## Start SUPPLIED INFORMATION
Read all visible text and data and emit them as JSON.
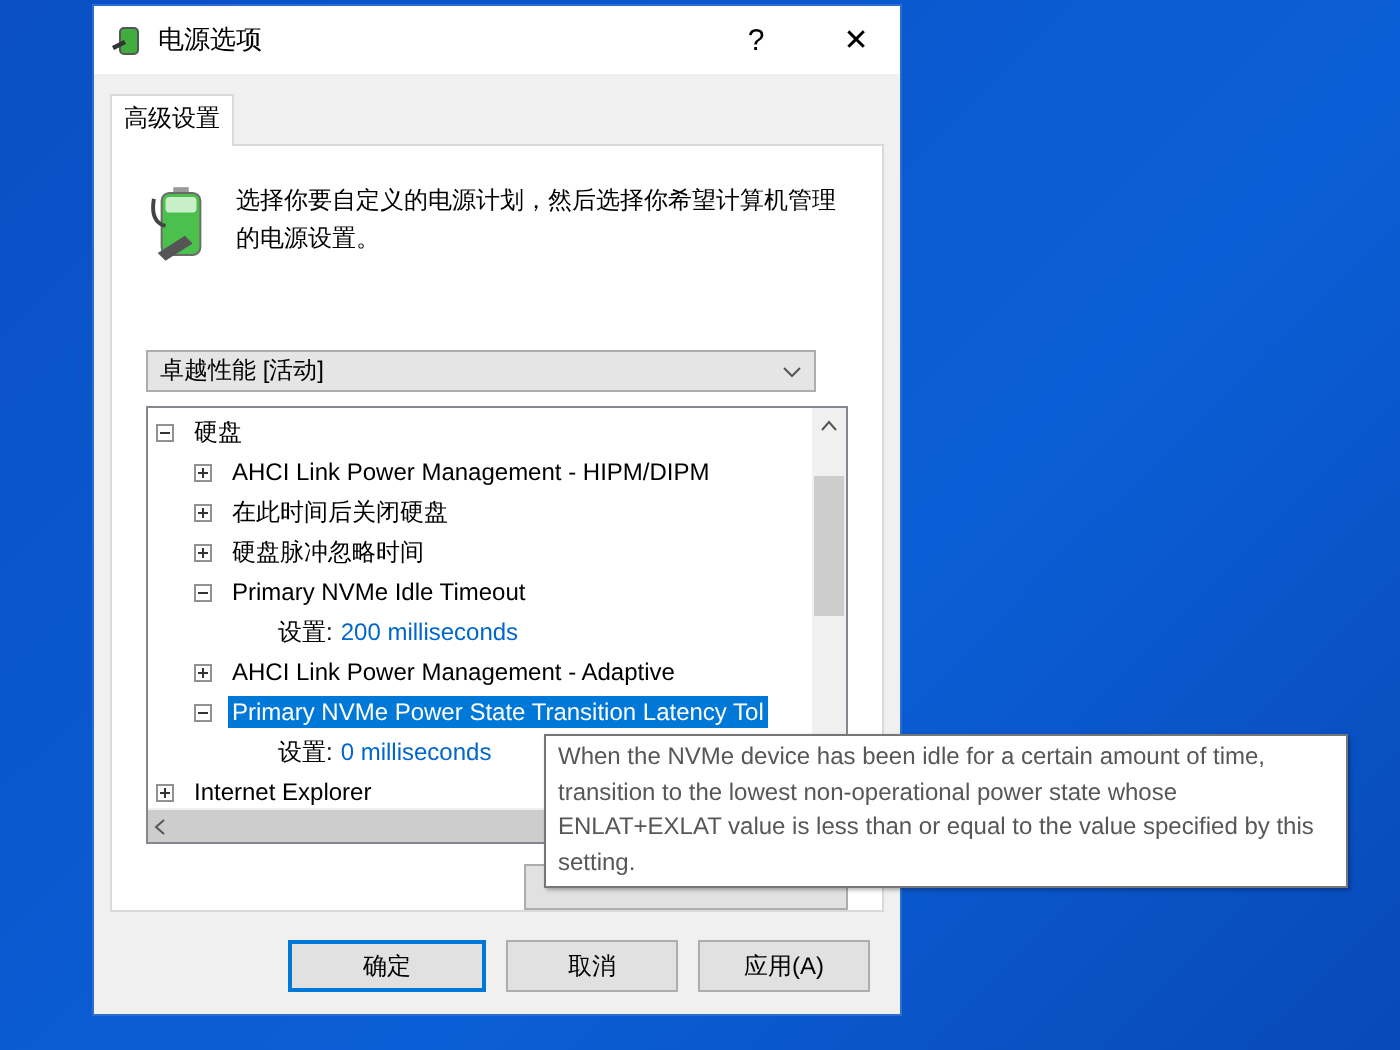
{
  "window": {
    "title": "电源选项",
    "help": "?",
    "close": "✕"
  },
  "tabs": [
    {
      "label": "高级设置",
      "selected": true
    }
  ],
  "intro": "选择你要自定义的电源计划，然后选择你希望计算机管理的电源设置。",
  "plan_select": {
    "value": "卓越性能 [活动]"
  },
  "tree": [
    {
      "label": "硬盘",
      "expanded": true,
      "selected": false,
      "children": [
        {
          "label": "AHCI Link Power Management - HIPM/DIPM",
          "expanded": false,
          "selected": false
        },
        {
          "label": "在此时间后关闭硬盘",
          "expanded": false,
          "selected": false
        },
        {
          "label": "硬盘脉冲忽略时间",
          "expanded": false,
          "selected": false
        },
        {
          "label": "Primary NVMe Idle Timeout",
          "expanded": true,
          "selected": false,
          "setting": {
            "label": "设置:",
            "value": "200 milliseconds"
          }
        },
        {
          "label": "AHCI Link Power Management - Adaptive",
          "expanded": false,
          "selected": false
        },
        {
          "label": "Primary NVMe Power State Transition Latency Tol",
          "expanded": true,
          "selected": true,
          "setting": {
            "label": "设置:",
            "value": "0 milliseconds"
          }
        }
      ]
    },
    {
      "label": "Internet Explorer",
      "expanded": false,
      "selected": false
    }
  ],
  "tooltip": "When the NVMe device has been idle for a certain amount of time, transition to the lowest non-operational power state whose ENLAT+EXLAT value is less than or equal to the value specified by this setting.",
  "buttons": [
    {
      "label": "确定",
      "default": true
    },
    {
      "label": "取消",
      "default": false
    },
    {
      "label": "应用(A)",
      "default": false
    }
  ]
}
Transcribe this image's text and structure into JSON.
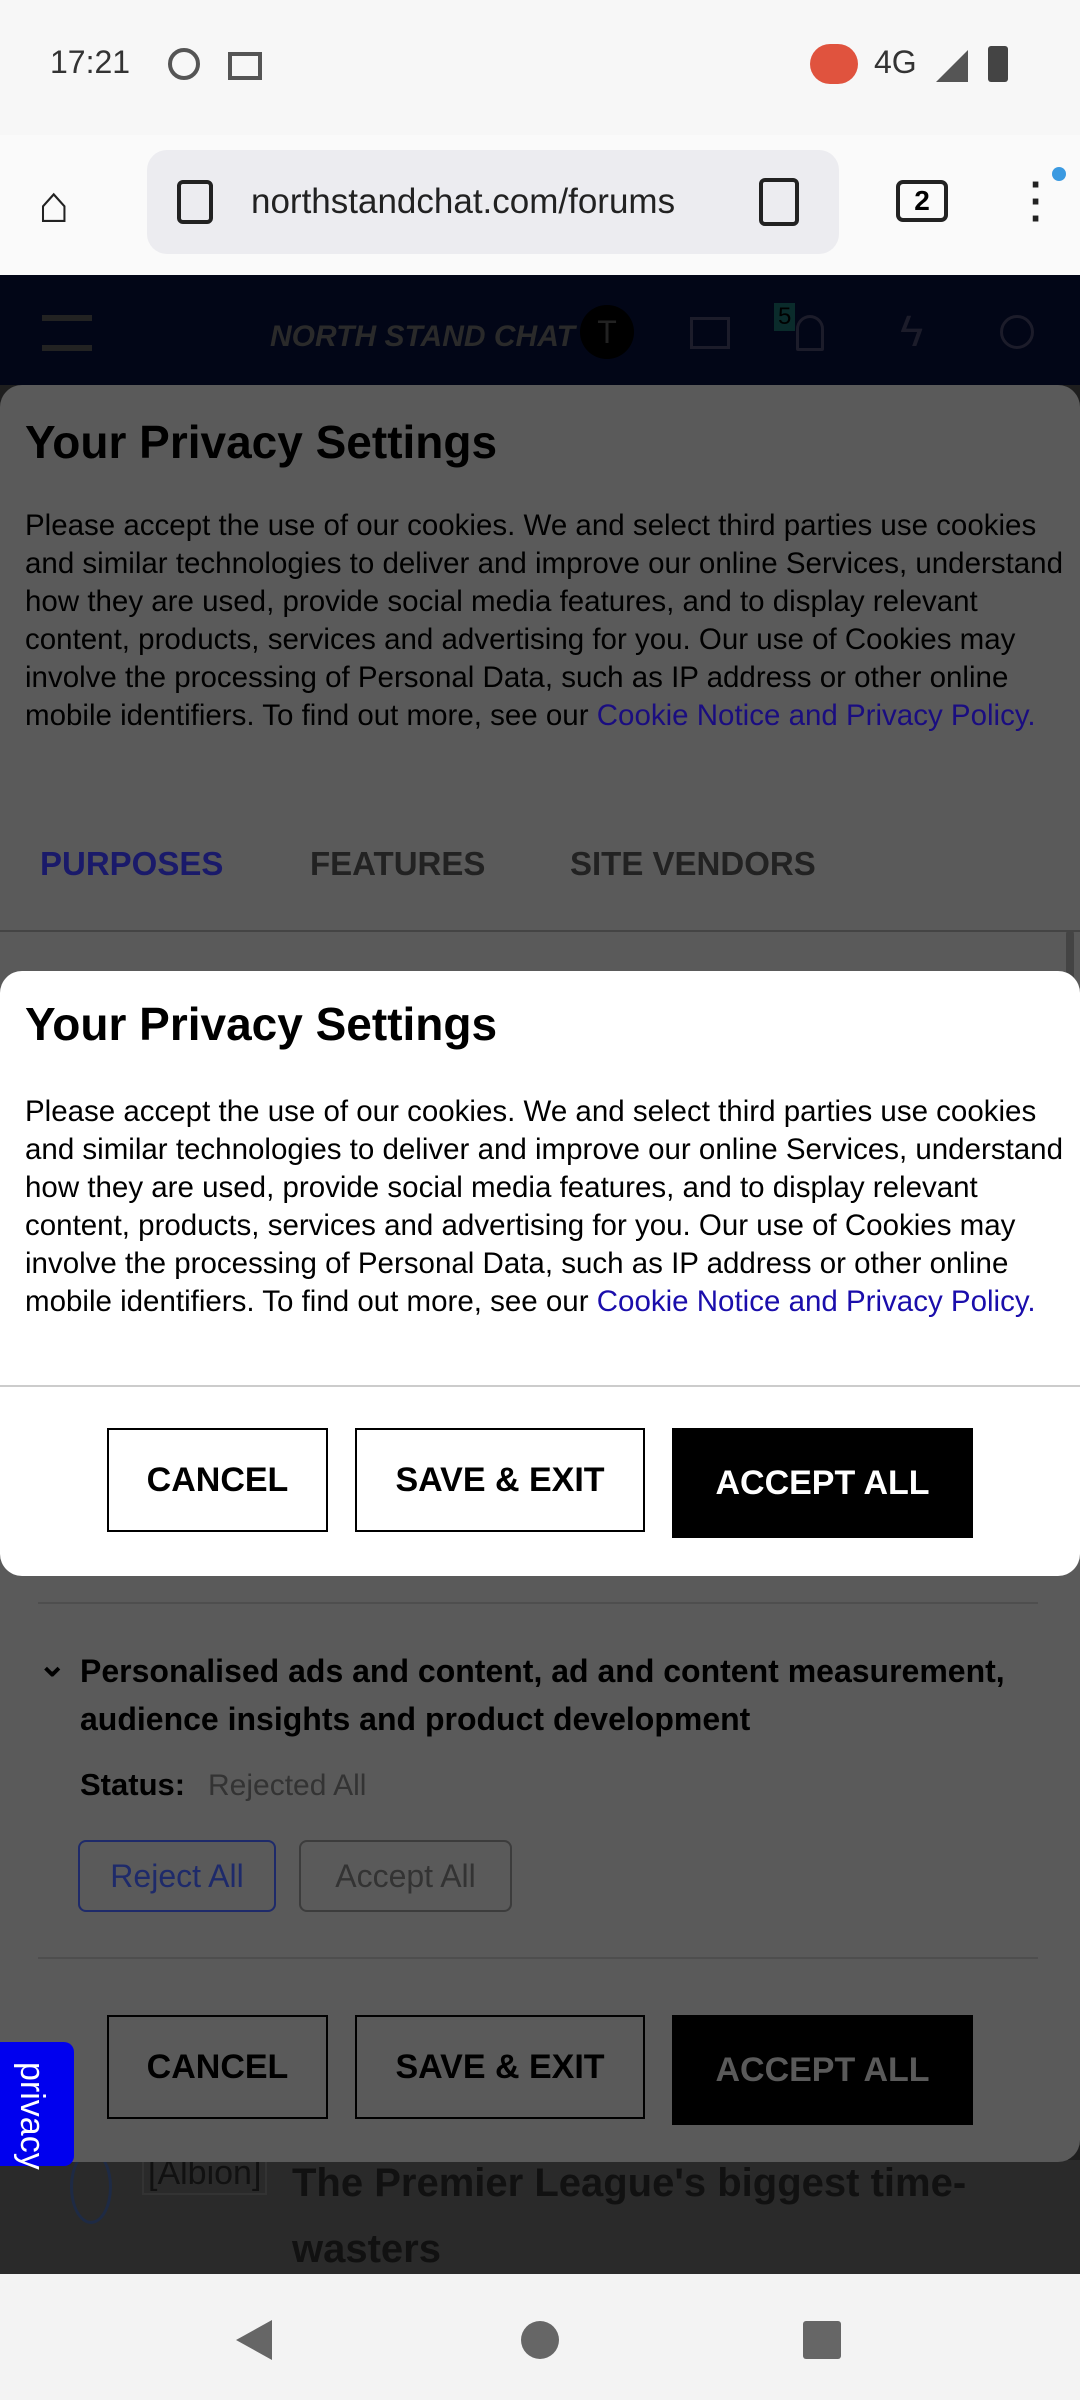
{
  "status_bar": {
    "time": "17:21",
    "network": "4G"
  },
  "browser": {
    "url": "northstandchat.com/forums",
    "tab_count": "2"
  },
  "site_header": {
    "logo": "NORTH STAND CHAT",
    "avatar_letter": "T",
    "notification_count": "5"
  },
  "privacy_back": {
    "title": "Your Privacy Settings",
    "body": "Please accept the use of our cookies. We and select third parties use cookies and similar technologies to deliver and improve our online Services, understand how they are used, provide social media features, and to display relevant content, products, services and advertising for you. Our use of Cookies may involve the processing of Personal Data, such as IP address or other online mobile identifiers. To find out more, see our ",
    "link": "Cookie Notice and Privacy Policy.",
    "tabs": [
      "PURPOSES",
      "FEATURES",
      "SITE VENDORS"
    ],
    "purpose": {
      "label": "Personalised ads and content, ad and content measurement, audience insights and product development",
      "status_label": "Status:",
      "status_value": "Rejected All",
      "reject": "Reject All",
      "accept": "Accept All"
    },
    "buttons": {
      "cancel": "CANCEL",
      "save": "SAVE & EXIT",
      "accept": "ACCEPT ALL"
    }
  },
  "privacy_front": {
    "title": "Your Privacy Settings",
    "body": "Please accept the use of our cookies. We and select third parties use cookies and similar technologies to deliver and improve our online Services, understand how they are used, provide social media features, and to display relevant content, products, services and advertising for you. Our use of Cookies may involve the processing of Personal Data, such as IP address or other online mobile identifiers. To find out more, see our ",
    "link": "Cookie Notice and Privacy Policy.",
    "buttons": {
      "cancel": "CANCEL",
      "save": "SAVE & EXIT",
      "accept": "ACCEPT ALL"
    }
  },
  "privacy_tab": "privacy",
  "thread": {
    "tag": "[Albion]",
    "title": "The Premier League's biggest time-wasters"
  },
  "colors": {
    "accent": "#1a0dab",
    "privacy_tab": "#0000ee"
  }
}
## End SUPPLIED INFORMATION
▶ [YOUR INSTRUCTIONS]
Nothing in the entries above should change when they are printed again, except that the pictures are dropped.

▶ [OUTPUT OF THE TASK]
Read all visible text and data and emit them as JSON.
{
  "window": {
    "title": "电源选项",
    "help": "?",
    "close": "✕"
  },
  "tabs": [
    {
      "label": "高级设置",
      "selected": true
    }
  ],
  "intro": "选择你要自定义的电源计划，然后选择你希望计算机管理的电源设置。",
  "plan_select": {
    "value": "卓越性能 [活动]"
  },
  "tree": [
    {
      "label": "硬盘",
      "expanded": true,
      "selected": false,
      "children": [
        {
          "label": "AHCI Link Power Management - HIPM/DIPM",
          "expanded": false,
          "selected": false
        },
        {
          "label": "在此时间后关闭硬盘",
          "expanded": false,
          "selected": false
        },
        {
          "label": "硬盘脉冲忽略时间",
          "expanded": false,
          "selected": false
        },
        {
          "label": "Primary NVMe Idle Timeout",
          "expanded": true,
          "selected": false,
          "setting": {
            "label": "设置:",
            "value": "200 milliseconds"
          }
        },
        {
          "label": "AHCI Link Power Management - Adaptive",
          "expanded": false,
          "selected": false
        },
        {
          "label": "Primary NVMe Power State Transition Latency Tol",
          "expanded": true,
          "selected": true,
          "setting": {
            "label": "设置:",
            "value": "0 milliseconds"
          }
        }
      ]
    },
    {
      "label": "Internet Explorer",
      "expanded": false,
      "selected": false
    }
  ],
  "tooltip": "When the NVMe device has been idle for a certain amount of time, transition to the lowest non-operational power state whose ENLAT+EXLAT value is less than or equal to the value specified by this setting.",
  "buttons": [
    {
      "label": "确定",
      "default": true
    },
    {
      "label": "取消",
      "default": false
    },
    {
      "label": "应用(A)",
      "default": false
    }
  ]
}
Transcribe this image's text and structure into JSON.
{
  "status_bar": {
    "time": "17:21",
    "network": "4G"
  },
  "browser": {
    "url": "northstandchat.com/forums",
    "tab_count": "2"
  },
  "site_header": {
    "logo": "NORTH STAND CHAT",
    "avatar_letter": "T",
    "notification_count": "5"
  },
  "privacy_back": {
    "title": "Your Privacy Settings",
    "body": "Please accept the use of our cookies. We and select third parties use cookies and similar technologies to deliver and improve our online Services, understand how they are used, provide social media features, and to display relevant content, products, services and advertising for you. Our use of Cookies may involve the processing of Personal Data, such as IP address or other online mobile identifiers. To find out more, see our ",
    "link": "Cookie Notice and Privacy Policy.",
    "tabs": [
      "PURPOSES",
      "FEATURES",
      "SITE VENDORS"
    ],
    "purpose": {
      "label": "Personalised ads and content, ad and content measurement, audience insights and product development",
      "status_label": "Status:",
      "status_value": "Rejected All",
      "reject": "Reject All",
      "accept": "Accept All"
    },
    "buttons": {
      "cancel": "CANCEL",
      "save": "SAVE & EXIT",
      "accept": "ACCEPT ALL"
    }
  },
  "privacy_front": {
    "title": "Your Privacy Settings",
    "body": "Please accept the use of our cookies. We and select third parties use cookies and similar technologies to deliver and improve our online Services, understand how they are used, provide social media features, and to display relevant content, products, services and advertising for you. Our use of Cookies may involve the processing of Personal Data, such as IP address or other online mobile identifiers. To find out more, see our ",
    "link": "Cookie Notice and Privacy Policy.",
    "buttons": {
      "cancel": "CANCEL",
      "save": "SAVE & EXIT",
      "accept": "ACCEPT ALL"
    }
  },
  "privacy_tab": "privacy",
  "thread": {
    "tag": "[Albion]",
    "title": "The Premier League's biggest time-wasters"
  },
  "colors": {
    "accent": "#1a0dab",
    "privacy_tab": "#0000ee"
  }
}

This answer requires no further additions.